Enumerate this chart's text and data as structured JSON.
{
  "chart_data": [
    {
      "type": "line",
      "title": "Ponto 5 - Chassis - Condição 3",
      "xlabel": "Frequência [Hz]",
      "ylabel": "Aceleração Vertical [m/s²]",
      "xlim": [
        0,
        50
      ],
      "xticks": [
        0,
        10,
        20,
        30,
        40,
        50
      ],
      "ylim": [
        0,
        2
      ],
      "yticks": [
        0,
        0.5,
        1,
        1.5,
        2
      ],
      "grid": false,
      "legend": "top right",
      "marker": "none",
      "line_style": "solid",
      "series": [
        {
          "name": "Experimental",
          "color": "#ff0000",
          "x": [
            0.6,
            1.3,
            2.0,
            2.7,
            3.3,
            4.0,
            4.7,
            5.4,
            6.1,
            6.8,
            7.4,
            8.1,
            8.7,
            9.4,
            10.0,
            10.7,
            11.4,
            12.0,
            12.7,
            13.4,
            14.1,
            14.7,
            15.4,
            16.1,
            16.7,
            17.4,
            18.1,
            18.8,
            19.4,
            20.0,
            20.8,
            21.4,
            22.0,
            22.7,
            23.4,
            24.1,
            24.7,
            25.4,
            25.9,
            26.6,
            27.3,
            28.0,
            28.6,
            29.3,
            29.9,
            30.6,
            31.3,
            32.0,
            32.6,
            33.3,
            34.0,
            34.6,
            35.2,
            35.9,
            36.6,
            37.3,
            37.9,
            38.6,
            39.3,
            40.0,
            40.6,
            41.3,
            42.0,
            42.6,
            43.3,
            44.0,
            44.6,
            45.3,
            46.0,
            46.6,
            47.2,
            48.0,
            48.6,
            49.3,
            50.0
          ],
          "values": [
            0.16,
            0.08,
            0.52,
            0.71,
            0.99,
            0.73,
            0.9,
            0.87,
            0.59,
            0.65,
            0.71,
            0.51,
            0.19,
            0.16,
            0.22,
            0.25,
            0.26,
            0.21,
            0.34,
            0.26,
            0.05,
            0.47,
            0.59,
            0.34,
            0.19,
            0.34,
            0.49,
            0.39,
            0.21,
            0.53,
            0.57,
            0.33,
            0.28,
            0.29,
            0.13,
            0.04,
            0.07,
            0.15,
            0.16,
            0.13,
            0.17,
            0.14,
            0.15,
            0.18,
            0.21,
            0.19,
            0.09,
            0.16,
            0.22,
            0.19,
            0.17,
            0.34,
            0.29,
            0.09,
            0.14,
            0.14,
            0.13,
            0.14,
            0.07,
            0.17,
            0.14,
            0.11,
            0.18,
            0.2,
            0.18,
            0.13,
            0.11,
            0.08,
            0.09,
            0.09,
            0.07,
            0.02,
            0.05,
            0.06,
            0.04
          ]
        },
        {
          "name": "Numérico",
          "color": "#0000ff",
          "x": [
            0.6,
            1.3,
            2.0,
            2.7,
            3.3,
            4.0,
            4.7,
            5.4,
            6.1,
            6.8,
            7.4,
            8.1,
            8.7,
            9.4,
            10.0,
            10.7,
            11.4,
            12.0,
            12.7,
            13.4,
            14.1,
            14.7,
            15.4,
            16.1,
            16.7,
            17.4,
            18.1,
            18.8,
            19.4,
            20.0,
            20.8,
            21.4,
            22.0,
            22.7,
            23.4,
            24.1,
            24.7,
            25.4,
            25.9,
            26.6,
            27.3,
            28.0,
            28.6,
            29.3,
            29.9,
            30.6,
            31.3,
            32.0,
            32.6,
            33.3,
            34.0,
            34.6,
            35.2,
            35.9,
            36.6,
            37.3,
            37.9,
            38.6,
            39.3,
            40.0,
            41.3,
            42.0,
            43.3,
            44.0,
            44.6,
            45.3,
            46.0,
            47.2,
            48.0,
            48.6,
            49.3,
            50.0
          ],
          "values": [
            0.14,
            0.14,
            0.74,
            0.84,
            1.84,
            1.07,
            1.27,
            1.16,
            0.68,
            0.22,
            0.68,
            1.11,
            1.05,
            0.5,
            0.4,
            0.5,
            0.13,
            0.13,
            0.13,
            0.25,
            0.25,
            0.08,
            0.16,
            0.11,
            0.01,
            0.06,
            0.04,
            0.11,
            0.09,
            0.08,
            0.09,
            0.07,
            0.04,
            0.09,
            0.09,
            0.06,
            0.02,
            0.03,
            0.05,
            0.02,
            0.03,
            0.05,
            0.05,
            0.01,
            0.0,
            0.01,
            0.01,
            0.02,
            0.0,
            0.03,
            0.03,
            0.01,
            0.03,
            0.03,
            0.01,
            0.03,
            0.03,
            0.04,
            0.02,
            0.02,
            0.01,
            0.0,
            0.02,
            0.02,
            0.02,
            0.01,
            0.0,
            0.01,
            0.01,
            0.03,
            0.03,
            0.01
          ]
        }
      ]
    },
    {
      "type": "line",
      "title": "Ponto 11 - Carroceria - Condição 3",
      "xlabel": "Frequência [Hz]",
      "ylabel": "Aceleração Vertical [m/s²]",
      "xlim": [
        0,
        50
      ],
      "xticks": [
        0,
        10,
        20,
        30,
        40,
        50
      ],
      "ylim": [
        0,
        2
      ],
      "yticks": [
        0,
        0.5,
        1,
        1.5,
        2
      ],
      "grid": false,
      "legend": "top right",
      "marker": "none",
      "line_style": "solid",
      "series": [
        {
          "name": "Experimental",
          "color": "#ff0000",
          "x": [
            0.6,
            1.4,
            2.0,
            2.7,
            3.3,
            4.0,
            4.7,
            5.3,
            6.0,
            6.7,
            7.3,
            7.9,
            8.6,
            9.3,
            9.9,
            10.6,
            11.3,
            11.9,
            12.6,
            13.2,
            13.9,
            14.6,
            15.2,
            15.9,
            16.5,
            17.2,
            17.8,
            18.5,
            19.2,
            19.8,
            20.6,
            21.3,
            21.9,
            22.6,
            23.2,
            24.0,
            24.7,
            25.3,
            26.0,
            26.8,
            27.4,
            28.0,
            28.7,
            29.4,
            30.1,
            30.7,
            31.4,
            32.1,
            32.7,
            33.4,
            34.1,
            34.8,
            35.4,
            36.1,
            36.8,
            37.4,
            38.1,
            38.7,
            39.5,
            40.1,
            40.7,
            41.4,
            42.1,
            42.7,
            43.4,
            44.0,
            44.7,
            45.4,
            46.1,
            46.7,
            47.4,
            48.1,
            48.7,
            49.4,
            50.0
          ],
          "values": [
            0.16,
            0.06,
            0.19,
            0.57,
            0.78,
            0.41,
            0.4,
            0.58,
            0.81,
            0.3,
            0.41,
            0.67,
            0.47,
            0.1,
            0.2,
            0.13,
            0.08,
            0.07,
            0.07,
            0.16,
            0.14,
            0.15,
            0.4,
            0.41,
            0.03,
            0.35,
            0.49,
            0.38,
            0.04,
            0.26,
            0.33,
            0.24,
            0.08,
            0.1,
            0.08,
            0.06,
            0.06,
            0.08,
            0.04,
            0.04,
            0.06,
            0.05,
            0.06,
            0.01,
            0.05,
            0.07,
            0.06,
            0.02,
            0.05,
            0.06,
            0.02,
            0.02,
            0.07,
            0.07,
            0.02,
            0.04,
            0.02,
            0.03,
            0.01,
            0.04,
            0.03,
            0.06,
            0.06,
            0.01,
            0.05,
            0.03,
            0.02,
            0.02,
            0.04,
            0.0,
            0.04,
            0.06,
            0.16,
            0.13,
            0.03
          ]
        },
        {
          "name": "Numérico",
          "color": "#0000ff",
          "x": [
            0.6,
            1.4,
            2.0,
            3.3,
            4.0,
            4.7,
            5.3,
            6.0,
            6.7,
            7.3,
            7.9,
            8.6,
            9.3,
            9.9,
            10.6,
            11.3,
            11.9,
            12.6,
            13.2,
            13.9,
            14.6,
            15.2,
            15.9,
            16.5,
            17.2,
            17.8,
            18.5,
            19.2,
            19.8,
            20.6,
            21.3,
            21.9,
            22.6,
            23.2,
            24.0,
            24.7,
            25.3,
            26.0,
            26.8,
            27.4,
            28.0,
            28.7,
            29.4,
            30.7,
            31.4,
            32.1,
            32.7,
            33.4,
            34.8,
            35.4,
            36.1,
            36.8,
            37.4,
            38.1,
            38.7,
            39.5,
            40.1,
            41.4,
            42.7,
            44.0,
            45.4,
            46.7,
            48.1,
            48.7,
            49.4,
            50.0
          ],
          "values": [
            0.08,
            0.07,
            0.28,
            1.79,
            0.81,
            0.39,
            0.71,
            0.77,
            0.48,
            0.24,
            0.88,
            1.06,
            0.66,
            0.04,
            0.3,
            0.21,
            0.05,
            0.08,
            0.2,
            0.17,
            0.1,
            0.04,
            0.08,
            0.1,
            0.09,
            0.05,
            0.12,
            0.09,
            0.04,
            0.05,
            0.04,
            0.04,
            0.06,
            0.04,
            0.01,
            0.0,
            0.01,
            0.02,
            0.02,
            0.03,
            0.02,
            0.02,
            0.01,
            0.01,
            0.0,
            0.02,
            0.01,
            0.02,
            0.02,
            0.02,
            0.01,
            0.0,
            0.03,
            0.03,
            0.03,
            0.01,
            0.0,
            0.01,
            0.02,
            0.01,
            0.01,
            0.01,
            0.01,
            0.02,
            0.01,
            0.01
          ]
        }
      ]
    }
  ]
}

=-=-=

- **WHAT THE TASK REQUIRES**: Find the lines that include the string "Ponto", then copy each of them.

- **COMPLETED TASK**:
      "title": "Ponto 5 - Chassis - Condição 3",
      "title": "Ponto 11 - Carroceria - Condição 3",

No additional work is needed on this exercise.